--- PROMPT ---
The answer must be every line from the entries below that contains "genes".
'''
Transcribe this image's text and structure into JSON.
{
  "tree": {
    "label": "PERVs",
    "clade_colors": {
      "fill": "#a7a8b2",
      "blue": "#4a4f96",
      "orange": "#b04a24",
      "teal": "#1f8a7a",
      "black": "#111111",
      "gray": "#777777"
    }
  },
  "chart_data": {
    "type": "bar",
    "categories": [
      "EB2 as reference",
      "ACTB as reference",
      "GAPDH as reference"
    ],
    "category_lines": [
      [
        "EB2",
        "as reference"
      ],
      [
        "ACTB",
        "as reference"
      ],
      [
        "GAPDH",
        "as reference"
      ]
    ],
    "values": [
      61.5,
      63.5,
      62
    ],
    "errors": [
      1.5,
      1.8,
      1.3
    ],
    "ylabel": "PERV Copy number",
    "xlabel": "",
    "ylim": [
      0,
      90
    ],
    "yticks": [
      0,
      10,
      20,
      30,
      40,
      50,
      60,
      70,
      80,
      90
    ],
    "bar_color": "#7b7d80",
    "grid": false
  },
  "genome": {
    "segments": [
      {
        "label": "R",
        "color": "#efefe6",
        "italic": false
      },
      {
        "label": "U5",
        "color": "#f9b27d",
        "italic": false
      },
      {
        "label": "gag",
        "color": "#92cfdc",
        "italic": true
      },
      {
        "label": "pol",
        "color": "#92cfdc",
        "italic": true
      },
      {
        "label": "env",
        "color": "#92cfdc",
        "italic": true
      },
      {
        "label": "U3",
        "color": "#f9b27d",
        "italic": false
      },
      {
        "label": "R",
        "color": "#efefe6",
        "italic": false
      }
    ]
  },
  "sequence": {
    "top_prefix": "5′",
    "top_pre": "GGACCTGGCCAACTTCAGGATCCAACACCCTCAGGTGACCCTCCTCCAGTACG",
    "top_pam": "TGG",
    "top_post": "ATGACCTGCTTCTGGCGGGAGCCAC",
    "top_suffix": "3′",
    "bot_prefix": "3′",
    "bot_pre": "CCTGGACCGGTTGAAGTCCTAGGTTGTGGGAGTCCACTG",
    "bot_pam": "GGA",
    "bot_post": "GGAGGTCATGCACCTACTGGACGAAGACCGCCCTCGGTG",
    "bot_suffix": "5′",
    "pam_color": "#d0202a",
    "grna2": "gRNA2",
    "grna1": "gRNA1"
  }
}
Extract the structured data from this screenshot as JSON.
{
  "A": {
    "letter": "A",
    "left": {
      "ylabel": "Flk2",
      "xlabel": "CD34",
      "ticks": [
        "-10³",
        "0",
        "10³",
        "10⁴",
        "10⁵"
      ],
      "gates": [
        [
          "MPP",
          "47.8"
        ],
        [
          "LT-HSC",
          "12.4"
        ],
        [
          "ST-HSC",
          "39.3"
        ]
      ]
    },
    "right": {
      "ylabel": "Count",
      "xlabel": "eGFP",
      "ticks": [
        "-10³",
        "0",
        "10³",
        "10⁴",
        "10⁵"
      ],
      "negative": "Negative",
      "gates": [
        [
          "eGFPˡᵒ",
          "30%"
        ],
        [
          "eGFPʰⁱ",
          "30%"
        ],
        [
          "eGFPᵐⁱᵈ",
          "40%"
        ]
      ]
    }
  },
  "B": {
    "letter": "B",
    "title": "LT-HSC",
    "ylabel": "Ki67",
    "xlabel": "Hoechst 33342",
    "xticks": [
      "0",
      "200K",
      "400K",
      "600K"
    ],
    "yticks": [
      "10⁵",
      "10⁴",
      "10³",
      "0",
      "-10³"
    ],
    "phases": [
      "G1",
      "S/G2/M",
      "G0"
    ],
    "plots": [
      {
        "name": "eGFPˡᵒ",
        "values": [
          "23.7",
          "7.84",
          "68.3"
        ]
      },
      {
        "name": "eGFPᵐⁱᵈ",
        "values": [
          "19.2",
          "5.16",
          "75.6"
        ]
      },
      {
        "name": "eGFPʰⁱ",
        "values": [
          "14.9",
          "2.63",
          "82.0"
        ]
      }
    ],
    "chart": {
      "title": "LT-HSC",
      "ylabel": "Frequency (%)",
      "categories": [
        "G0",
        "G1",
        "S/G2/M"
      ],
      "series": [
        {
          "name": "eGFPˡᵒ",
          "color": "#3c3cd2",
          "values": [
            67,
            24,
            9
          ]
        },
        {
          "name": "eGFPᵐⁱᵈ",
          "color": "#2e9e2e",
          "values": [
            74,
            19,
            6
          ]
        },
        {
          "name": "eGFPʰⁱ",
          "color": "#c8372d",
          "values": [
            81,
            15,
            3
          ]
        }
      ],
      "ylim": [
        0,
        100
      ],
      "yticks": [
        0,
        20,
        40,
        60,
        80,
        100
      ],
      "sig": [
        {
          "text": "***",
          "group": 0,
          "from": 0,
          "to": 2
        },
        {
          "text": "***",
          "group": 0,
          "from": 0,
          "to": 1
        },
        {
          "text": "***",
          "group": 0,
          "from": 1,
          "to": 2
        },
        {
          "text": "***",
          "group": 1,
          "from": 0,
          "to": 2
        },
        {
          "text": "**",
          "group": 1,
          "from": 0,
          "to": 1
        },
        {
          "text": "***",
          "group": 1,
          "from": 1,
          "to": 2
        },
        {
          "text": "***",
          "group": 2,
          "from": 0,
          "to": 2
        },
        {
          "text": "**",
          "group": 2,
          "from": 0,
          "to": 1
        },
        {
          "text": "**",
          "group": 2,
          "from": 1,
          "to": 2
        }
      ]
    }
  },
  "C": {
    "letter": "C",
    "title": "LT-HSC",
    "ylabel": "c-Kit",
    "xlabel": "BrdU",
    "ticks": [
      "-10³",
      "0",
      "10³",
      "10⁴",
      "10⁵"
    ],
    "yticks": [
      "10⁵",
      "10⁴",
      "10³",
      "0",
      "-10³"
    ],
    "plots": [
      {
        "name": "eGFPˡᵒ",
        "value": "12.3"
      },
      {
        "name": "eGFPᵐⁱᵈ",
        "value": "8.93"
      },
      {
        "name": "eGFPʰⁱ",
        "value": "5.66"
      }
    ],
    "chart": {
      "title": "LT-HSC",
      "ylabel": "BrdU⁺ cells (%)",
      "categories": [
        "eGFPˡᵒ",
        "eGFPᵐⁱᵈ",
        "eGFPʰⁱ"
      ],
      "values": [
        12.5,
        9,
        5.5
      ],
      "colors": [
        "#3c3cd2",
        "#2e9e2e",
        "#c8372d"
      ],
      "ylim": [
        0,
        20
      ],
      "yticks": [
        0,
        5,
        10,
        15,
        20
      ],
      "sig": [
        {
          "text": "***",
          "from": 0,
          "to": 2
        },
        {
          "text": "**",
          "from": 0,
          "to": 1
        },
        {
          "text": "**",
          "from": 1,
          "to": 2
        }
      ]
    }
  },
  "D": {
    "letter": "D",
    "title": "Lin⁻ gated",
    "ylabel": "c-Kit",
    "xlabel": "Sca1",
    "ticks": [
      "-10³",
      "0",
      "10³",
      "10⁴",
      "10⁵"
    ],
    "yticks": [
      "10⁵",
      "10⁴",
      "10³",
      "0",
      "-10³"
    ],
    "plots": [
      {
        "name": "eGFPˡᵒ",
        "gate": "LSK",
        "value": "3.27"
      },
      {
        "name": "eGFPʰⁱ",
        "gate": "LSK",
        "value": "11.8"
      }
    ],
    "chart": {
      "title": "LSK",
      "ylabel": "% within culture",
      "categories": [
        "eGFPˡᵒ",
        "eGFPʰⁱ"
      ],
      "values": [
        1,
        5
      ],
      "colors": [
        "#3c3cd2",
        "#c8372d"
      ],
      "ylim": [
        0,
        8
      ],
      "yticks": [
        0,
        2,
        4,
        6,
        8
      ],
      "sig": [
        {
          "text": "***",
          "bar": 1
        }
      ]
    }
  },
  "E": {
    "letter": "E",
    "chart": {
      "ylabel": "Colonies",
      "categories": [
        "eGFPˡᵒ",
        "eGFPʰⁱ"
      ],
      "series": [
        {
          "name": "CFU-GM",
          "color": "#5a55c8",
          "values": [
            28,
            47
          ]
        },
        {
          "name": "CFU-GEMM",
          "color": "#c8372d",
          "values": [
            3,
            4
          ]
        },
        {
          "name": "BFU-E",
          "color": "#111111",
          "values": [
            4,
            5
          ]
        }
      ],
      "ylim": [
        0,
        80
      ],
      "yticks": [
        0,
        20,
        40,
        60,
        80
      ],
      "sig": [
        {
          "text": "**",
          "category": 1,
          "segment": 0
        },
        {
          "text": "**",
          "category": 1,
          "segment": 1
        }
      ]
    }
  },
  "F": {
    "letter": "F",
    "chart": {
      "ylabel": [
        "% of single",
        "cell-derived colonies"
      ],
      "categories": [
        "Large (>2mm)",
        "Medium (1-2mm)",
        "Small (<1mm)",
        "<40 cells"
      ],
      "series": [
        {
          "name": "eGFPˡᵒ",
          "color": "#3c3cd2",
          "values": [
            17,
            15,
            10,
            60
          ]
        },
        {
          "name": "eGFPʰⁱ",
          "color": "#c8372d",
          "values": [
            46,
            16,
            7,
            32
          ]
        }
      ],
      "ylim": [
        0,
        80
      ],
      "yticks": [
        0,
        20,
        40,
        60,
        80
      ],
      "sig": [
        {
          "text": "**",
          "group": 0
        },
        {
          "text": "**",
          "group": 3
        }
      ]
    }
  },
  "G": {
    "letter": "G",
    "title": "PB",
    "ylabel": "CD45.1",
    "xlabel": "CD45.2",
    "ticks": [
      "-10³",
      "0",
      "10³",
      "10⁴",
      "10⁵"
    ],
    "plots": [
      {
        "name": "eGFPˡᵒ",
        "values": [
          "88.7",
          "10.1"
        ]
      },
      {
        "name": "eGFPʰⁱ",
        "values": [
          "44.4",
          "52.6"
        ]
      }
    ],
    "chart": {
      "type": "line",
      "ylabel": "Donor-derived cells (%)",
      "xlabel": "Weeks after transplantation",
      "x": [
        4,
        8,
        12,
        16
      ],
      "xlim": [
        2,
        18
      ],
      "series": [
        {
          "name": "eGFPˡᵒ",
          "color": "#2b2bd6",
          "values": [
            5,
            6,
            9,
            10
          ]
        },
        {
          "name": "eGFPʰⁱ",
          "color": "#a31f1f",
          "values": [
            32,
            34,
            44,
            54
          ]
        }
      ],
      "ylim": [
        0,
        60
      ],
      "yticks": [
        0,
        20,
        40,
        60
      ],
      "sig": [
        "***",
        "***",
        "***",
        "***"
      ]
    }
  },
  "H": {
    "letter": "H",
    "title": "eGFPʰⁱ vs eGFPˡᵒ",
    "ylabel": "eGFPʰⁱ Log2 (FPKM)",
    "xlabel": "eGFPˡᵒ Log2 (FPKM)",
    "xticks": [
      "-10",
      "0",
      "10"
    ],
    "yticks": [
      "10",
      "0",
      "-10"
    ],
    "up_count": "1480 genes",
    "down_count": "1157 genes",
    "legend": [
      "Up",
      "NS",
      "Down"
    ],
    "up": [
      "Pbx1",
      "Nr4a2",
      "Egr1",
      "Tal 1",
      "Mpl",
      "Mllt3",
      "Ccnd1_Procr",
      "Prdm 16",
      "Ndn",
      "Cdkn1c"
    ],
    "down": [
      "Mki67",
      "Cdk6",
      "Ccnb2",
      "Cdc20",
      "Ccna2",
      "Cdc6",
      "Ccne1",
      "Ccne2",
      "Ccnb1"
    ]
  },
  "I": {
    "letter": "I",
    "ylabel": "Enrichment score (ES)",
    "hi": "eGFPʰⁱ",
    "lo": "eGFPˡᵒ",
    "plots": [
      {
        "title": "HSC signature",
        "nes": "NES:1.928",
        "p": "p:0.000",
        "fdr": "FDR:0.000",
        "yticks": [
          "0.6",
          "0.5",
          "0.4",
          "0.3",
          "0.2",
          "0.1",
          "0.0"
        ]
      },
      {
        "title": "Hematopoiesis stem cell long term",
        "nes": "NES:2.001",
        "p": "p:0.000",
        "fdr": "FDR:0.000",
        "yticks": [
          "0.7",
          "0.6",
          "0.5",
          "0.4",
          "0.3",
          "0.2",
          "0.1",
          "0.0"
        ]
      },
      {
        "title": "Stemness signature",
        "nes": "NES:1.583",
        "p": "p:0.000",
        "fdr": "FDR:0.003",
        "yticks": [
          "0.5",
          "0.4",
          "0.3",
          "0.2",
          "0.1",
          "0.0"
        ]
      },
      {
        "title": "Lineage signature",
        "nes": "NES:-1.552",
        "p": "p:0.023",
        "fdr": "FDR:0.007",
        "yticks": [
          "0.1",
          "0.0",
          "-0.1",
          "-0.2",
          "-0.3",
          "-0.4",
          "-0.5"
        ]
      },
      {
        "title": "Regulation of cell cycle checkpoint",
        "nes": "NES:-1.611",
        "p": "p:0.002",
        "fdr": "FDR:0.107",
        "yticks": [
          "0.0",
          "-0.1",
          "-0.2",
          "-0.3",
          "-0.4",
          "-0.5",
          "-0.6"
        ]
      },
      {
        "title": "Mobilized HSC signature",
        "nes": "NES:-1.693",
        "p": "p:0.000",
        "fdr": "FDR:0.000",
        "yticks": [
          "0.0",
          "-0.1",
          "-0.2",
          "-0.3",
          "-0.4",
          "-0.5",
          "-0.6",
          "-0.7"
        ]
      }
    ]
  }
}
'''
--- RESPONSE BOX ---
    "up_count": "1480 genes",
    "down_count": "1157 genes",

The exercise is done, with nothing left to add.